### Exercise
Repeat everything in the material exactly.

Stored data:

'''

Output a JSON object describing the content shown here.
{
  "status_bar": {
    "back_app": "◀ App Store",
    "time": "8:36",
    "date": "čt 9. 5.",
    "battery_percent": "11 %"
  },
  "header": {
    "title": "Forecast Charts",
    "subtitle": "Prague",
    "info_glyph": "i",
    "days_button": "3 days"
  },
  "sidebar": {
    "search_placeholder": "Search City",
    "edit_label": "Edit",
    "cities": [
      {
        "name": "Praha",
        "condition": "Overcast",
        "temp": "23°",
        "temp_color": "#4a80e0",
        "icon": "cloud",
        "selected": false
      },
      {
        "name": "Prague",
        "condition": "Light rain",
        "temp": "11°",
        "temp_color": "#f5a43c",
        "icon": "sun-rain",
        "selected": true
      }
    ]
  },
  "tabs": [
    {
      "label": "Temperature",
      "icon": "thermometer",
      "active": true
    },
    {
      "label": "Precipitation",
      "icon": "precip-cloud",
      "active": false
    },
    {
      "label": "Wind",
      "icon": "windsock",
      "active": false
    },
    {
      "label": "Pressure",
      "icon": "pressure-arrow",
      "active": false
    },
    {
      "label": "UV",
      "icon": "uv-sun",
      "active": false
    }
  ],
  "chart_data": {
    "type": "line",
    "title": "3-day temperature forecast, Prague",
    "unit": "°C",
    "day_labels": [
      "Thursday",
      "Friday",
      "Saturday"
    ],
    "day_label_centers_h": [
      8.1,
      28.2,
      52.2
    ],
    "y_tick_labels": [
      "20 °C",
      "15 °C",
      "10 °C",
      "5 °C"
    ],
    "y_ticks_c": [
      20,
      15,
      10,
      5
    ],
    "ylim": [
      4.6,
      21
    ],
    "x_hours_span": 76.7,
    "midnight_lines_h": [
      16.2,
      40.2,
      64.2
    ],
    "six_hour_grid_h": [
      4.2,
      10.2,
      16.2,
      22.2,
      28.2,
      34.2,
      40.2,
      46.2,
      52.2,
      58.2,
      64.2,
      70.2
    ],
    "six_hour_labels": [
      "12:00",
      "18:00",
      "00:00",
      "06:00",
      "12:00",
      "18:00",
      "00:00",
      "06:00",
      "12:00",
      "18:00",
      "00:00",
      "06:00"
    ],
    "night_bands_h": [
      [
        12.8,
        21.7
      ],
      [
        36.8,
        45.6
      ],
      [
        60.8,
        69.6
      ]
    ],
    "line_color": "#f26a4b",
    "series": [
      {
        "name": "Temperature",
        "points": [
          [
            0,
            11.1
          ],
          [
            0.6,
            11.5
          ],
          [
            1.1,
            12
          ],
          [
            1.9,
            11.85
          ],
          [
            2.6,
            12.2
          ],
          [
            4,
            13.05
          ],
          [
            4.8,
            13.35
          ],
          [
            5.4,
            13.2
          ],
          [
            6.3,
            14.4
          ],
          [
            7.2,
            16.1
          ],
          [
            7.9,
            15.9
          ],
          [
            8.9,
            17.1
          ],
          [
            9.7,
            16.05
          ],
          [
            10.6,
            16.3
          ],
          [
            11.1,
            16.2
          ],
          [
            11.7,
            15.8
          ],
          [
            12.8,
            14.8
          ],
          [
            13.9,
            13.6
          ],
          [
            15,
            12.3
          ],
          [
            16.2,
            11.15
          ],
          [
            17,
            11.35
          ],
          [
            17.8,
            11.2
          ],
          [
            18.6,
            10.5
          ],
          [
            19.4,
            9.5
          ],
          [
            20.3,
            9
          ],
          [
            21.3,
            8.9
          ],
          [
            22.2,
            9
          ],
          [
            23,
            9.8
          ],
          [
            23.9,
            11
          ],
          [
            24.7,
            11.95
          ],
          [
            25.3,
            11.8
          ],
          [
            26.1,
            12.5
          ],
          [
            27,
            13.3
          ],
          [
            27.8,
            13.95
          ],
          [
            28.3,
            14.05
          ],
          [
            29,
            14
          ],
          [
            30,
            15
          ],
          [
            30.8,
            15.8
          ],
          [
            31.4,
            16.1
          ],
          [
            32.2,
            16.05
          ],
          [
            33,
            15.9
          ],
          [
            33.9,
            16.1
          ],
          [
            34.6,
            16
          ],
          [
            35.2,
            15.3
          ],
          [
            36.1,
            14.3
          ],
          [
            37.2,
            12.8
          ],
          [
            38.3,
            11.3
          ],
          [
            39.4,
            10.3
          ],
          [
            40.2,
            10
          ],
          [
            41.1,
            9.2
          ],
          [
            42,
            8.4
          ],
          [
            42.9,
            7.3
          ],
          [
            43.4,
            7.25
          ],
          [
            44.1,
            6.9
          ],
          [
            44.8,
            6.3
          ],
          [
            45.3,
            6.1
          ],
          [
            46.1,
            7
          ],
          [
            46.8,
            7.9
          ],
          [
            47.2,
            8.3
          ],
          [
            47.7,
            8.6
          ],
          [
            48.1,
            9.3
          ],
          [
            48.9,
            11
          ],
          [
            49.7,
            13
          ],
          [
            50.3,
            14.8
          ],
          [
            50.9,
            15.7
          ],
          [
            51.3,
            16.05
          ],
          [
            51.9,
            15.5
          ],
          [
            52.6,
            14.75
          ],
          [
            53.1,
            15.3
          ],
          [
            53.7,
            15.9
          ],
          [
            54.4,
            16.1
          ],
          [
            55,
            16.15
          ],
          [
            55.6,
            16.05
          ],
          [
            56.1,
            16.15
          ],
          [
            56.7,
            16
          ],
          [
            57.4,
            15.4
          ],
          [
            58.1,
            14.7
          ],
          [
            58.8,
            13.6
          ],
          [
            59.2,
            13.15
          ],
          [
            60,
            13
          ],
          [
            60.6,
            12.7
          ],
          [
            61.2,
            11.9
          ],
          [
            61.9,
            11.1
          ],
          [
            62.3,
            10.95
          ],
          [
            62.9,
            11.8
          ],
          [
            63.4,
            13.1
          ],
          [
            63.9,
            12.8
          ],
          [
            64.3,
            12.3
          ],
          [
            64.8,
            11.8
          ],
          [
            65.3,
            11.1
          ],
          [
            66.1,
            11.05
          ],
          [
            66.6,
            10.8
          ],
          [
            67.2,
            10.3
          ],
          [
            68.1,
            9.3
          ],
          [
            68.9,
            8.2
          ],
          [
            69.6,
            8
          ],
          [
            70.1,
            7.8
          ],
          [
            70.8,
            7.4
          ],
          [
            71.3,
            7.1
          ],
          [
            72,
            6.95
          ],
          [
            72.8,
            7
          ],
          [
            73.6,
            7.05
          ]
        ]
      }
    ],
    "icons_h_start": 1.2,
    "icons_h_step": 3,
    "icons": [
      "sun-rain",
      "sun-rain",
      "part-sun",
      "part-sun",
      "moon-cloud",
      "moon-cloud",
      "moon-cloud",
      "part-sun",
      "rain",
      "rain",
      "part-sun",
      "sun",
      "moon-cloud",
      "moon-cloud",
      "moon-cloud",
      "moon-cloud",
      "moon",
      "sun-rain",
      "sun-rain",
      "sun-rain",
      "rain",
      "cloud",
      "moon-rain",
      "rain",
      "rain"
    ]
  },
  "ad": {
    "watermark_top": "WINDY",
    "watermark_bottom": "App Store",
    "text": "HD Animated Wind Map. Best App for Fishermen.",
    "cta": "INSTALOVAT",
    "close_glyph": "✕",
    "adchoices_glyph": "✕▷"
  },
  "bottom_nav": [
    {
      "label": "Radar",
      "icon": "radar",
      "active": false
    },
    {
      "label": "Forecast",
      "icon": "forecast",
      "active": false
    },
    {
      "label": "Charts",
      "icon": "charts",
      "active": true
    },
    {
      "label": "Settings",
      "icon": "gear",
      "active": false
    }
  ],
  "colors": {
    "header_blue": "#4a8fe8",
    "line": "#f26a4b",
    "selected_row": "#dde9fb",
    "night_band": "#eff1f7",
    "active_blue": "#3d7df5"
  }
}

'''

### Output of the exercise
Output a JSON object describing the content shown here.
{
  "status_bar": {
    "back_app": "◀ App Store",
    "time": "8:36",
    "date": "čt 9. 5.",
    "battery_percent": "11 %"
  },
  "header": {
    "title": "Forecast Charts",
    "subtitle": "Prague",
    "info_glyph": "i",
    "days_button": "3 days"
  },
  "sidebar": {
    "search_placeholder": "Search City",
    "edit_label": "Edit",
    "cities": [
      {
        "name": "Praha",
        "condition": "Overcast",
        "temp": "23°",
        "temp_color": "#4a80e0",
        "icon": "cloud",
        "selected": false
      },
      {
        "name": "Prague",
        "condition": "Light rain",
        "temp": "11°",
        "temp_color": "#f5a43c",
        "icon": "sun-rain",
        "selected": true
      }
    ]
  },
  "tabs": [
    {
      "label": "Temperature",
      "icon": "thermometer",
      "active": true
    },
    {
      "label": "Precipitation",
      "icon": "precip-cloud",
      "active": false
    },
    {
      "label": "Wind",
      "icon": "windsock",
      "active": false
    },
    {
      "label": "Pressure",
      "icon": "pressure-arrow",
      "active": false
    },
    {
      "label": "UV",
      "icon": "uv-sun",
      "active": false
    }
  ],
  "chart_data": {
    "type": "line",
    "title": "3-day temperature forecast, Prague",
    "unit": "°C",
    "day_labels": [
      "Thursday",
      "Friday",
      "Saturday"
    ],
    "day_label_centers_h": [
      8.1,
      28.2,
      52.2
    ],
    "y_tick_labels": [
      "20 °C",
      "15 °C",
      "10 °C",
      "5 °C"
    ],
    "y_ticks_c": [
      20,
      15,
      10,
      5
    ],
    "ylim": [
      4.6,
      21
    ],
    "x_hours_span": 76.7,
    "midnight_lines_h": [
      16.2,
      40.2,
      64.2
    ],
    "six_hour_grid_h": [
      4.2,
      10.2,
      16.2,
      22.2,
      28.2,
      34.2,
      40.2,
      46.2,
      52.2,
      58.2,
      64.2,
      70.2
    ],
    "six_hour_labels": [
      "12:00",
      "18:00",
      "00:00",
      "06:00",
      "12:00",
      "18:00",
      "00:00",
      "06:00",
      "12:00",
      "18:00",
      "00:00",
      "06:00"
    ],
    "night_bands_h": [
      [
        12.8,
        21.7
      ],
      [
        36.8,
        45.6
      ],
      [
        60.8,
        69.6
      ]
    ],
    "line_color": "#f26a4b",
    "series": [
      {
        "name": "Temperature",
        "points": [
          [
            0,
            11.1
          ],
          [
            0.6,
            11.5
          ],
          [
            1.1,
            12
          ],
          [
            1.9,
            11.85
          ],
          [
            2.6,
            12.2
          ],
          [
            4,
            13.05
          ],
          [
            4.8,
            13.35
          ],
          [
            5.4,
            13.2
          ],
          [
            6.3,
            14.4
          ],
          [
            7.2,
            16.1
          ],
          [
            7.9,
            15.9
          ],
          [
            8.9,
            17.1
          ],
          [
            9.7,
            16.05
          ],
          [
            10.6,
            16.3
          ],
          [
            11.1,
            16.2
          ],
          [
            11.7,
            15.8
          ],
          [
            12.8,
            14.8
          ],
          [
            13.9,
            13.6
          ],
          [
            15,
            12.3
          ],
          [
            16.2,
            11.15
          ],
          [
            17,
            11.35
          ],
          [
            17.8,
            11.2
          ],
          [
            18.6,
            10.5
          ],
          [
            19.4,
            9.5
          ],
          [
            20.3,
            9
          ],
          [
            21.3,
            8.9
          ],
          [
            22.2,
            9
          ],
          [
            23,
            9.8
          ],
          [
            23.9,
            11
          ],
          [
            24.7,
            11.95
          ],
          [
            25.3,
            11.8
          ],
          [
            26.1,
            12.5
          ],
          [
            27,
            13.3
          ],
          [
            27.8,
            13.95
          ],
          [
            28.3,
            14.05
          ],
          [
            29,
            14
          ],
          [
            30,
            15
          ],
          [
            30.8,
            15.8
          ],
          [
            31.4,
            16.1
          ],
          [
            32.2,
            16.05
          ],
          [
            33,
            15.9
          ],
          [
            33.9,
            16.1
          ],
          [
            34.6,
            16
          ],
          [
            35.2,
            15.3
          ],
          [
            36.1,
            14.3
          ],
          [
            37.2,
            12.8
          ],
          [
            38.3,
            11.3
          ],
          [
            39.4,
            10.3
          ],
          [
            40.2,
            10
          ],
          [
            41.1,
            9.2
          ],
          [
            42,
            8.4
          ],
          [
            42.9,
            7.3
          ],
          [
            43.4,
            7.25
          ],
          [
            44.1,
            6.9
          ],
          [
            44.8,
            6.3
          ],
          [
            45.3,
            6.1
          ],
          [
            46.1,
            7
          ],
          [
            46.8,
            7.9
          ],
          [
            47.2,
            8.3
          ],
          [
            47.7,
            8.6
          ],
          [
            48.1,
            9.3
          ],
          [
            48.9,
            11
          ],
          [
            49.7,
            13
          ],
          [
            50.3,
            14.8
          ],
          [
            50.9,
            15.7
          ],
          [
            51.3,
            16.05
          ],
          [
            51.9,
            15.5
          ],
          [
            52.6,
            14.75
          ],
          [
            53.1,
            15.3
          ],
          [
            53.7,
            15.9
          ],
          [
            54.4,
            16.1
          ],
          [
            55,
            16.15
          ],
          [
            55.6,
            16.05
          ],
          [
            56.1,
            16.15
          ],
          [
            56.7,
            16
          ],
          [
            57.4,
            15.4
          ],
          [
            58.1,
            14.7
          ],
          [
            58.8,
            13.6
          ],
          [
            59.2,
            13.15
          ],
          [
            60,
            13
          ],
          [
            60.6,
            12.7
          ],
          [
            61.2,
            11.9
          ],
          [
            61.9,
            11.1
          ],
          [
            62.3,
            10.95
          ],
          [
            62.9,
            11.8
          ],
          [
            63.4,
            13.1
          ],
          [
            63.9,
            12.8
          ],
          [
            64.3,
            12.3
          ],
          [
            64.8,
            11.8
          ],
          [
            65.3,
            11.1
          ],
          [
            66.1,
            11.05
          ],
          [
            66.6,
            10.8
          ],
          [
            67.2,
            10.3
          ],
          [
            68.1,
            9.3
          ],
          [
            68.9,
            8.2
          ],
          [
            69.6,
            8
          ],
          [
            70.1,
            7.8
          ],
          [
            70.8,
            7.4
          ],
          [
            71.3,
            7.1
          ],
          [
            72,
            6.95
          ],
          [
            72.8,
            7
          ],
          [
            73.6,
            7.05
          ]
        ]
      }
    ],
    "icons_h_start": 1.2,
    "icons_h_step": 3,
    "icons": [
      "sun-rain",
      "sun-rain",
      "part-sun",
      "part-sun",
      "moon-cloud",
      "moon-cloud",
      "moon-cloud",
      "part-sun",
      "rain",
      "rain",
      "part-sun",
      "sun",
      "moon-cloud",
      "moon-cloud",
      "moon-cloud",
      "moon-cloud",
      "moon",
      "sun-rain",
      "sun-rain",
      "sun-rain",
      "rain",
      "cloud",
      "moon-rain",
      "rain",
      "rain"
    ]
  },
  "ad": {
    "watermark_top": "WINDY",
    "watermark_bottom": "App Store",
    "text": "HD Animated Wind Map. Best App for Fishermen.",
    "cta": "INSTALOVAT",
    "close_glyph": "✕",
    "adchoices_glyph": "✕▷"
  },
  "bottom_nav": [
    {
      "label": "Radar",
      "icon": "radar",
      "active": false
    },
    {
      "label": "Forecast",
      "icon": "forecast",
      "active": false
    },
    {
      "label": "Charts",
      "icon": "charts",
      "active": true
    },
    {
      "label": "Settings",
      "icon": "gear",
      "active": false
    }
  ],
  "colors": {
    "header_blue": "#4a8fe8",
    "line": "#f26a4b",
    "selected_row": "#dde9fb",
    "night_band": "#eff1f7",
    "active_blue": "#3d7df5"
  }
}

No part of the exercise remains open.